| DATASET RECORDS |
>> start

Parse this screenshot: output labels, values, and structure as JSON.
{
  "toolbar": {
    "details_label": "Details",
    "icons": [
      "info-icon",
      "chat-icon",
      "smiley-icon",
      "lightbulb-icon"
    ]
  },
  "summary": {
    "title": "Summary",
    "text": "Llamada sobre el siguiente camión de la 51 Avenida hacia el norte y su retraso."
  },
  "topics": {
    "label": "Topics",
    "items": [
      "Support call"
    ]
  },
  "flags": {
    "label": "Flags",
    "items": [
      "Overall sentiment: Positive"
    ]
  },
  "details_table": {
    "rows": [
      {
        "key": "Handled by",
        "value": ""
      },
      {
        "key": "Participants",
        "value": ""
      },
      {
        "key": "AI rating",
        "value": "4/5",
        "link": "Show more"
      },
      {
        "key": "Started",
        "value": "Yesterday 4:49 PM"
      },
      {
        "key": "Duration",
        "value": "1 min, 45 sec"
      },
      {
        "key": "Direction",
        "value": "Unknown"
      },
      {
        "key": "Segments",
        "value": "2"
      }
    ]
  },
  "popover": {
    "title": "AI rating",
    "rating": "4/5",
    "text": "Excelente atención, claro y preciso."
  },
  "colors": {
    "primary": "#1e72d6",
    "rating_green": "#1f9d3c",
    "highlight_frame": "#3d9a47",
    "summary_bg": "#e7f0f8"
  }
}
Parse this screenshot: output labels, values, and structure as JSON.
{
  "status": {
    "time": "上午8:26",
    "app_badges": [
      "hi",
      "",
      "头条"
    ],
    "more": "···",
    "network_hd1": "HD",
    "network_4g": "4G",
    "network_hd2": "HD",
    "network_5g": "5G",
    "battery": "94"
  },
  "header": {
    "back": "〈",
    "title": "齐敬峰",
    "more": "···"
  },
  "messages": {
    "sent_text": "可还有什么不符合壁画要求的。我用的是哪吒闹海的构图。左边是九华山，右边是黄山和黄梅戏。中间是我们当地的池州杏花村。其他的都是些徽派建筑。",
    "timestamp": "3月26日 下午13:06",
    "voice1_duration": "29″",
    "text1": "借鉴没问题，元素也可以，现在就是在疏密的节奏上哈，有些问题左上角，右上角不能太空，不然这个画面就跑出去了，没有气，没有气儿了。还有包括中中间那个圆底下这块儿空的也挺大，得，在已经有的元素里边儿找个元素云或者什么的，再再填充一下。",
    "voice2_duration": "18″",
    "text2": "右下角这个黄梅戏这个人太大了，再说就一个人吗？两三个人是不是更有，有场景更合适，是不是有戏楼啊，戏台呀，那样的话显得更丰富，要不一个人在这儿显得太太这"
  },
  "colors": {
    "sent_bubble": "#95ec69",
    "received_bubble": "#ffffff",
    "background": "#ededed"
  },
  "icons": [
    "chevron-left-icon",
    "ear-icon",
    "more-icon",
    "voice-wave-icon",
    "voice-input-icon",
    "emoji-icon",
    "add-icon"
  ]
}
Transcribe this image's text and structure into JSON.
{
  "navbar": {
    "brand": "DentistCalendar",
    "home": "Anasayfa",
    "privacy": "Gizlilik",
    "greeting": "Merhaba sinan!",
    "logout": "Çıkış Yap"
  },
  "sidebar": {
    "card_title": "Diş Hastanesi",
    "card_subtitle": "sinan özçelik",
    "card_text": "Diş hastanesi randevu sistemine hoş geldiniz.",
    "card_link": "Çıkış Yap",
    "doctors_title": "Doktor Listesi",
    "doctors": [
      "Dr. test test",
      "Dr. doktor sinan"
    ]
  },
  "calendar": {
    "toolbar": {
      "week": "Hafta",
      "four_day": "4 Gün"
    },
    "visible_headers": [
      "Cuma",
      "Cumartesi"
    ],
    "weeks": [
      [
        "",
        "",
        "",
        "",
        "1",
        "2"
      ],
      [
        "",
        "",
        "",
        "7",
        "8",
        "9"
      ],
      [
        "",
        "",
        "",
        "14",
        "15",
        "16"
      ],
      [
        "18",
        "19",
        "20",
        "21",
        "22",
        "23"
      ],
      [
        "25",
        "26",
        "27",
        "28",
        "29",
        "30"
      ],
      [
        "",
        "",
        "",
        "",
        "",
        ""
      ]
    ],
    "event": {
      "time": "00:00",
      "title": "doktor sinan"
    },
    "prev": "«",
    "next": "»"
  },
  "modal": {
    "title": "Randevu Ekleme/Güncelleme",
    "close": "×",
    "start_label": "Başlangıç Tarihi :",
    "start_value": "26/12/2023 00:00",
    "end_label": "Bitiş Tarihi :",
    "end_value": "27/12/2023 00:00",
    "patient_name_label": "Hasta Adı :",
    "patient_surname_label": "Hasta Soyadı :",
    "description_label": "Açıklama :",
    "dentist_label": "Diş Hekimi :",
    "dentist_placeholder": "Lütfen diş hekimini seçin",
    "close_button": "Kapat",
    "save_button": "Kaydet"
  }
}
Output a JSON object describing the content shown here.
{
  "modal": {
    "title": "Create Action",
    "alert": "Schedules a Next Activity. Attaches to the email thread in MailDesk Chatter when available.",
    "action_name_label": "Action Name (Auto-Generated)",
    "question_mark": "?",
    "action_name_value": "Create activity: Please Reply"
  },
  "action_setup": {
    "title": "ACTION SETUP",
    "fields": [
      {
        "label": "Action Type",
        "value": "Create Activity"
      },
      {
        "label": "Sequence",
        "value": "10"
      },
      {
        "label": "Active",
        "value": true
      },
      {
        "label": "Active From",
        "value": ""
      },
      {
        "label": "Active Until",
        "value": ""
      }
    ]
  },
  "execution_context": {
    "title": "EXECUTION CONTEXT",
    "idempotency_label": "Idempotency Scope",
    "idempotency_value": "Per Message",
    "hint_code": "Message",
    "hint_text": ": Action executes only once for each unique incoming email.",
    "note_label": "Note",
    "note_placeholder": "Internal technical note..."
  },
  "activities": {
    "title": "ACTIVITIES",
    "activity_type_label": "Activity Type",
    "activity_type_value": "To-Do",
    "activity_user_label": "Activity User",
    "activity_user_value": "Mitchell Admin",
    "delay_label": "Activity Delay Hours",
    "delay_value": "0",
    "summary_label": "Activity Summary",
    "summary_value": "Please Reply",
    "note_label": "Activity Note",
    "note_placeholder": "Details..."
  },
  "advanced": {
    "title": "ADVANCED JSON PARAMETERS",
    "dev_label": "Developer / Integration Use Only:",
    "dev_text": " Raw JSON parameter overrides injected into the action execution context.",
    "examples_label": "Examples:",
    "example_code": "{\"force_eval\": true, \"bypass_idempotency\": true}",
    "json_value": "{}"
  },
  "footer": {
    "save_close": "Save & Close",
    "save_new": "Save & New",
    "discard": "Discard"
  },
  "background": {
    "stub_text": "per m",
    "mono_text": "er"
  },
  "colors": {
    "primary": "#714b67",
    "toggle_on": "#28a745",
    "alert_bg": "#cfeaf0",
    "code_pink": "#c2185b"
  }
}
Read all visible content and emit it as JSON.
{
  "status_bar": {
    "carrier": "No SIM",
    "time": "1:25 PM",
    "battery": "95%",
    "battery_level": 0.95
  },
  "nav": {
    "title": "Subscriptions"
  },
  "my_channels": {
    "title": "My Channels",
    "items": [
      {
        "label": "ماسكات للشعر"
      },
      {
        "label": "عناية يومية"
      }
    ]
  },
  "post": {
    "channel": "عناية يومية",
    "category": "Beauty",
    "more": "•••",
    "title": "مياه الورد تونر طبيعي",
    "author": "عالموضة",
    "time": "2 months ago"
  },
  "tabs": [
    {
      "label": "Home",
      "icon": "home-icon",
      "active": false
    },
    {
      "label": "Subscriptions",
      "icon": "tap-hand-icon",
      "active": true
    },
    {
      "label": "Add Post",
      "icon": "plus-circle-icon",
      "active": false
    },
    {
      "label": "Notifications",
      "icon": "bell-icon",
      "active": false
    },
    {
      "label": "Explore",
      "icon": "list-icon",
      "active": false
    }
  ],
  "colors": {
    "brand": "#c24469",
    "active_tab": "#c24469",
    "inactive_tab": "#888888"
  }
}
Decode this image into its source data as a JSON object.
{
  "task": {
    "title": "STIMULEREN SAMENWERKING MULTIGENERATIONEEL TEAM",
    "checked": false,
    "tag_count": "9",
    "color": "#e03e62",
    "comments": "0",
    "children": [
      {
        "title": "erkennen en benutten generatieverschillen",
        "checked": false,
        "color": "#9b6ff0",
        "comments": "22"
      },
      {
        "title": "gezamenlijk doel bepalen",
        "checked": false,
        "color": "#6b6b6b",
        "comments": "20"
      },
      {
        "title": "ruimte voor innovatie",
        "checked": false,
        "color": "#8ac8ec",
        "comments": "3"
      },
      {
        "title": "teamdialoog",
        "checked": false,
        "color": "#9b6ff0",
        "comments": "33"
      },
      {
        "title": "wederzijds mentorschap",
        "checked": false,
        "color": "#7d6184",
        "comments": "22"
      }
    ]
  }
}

>> end

| GOAL OF THE EXERCISE |
Pull out all lines from the entries above that include the word "into".

| TASK ANSWER |
Transcribe this image's text and structure into JSON.
    "dev_text": " Raw JSON parameter overrides injected into the action execution context.",
Decode this image into its source data as a JSON object.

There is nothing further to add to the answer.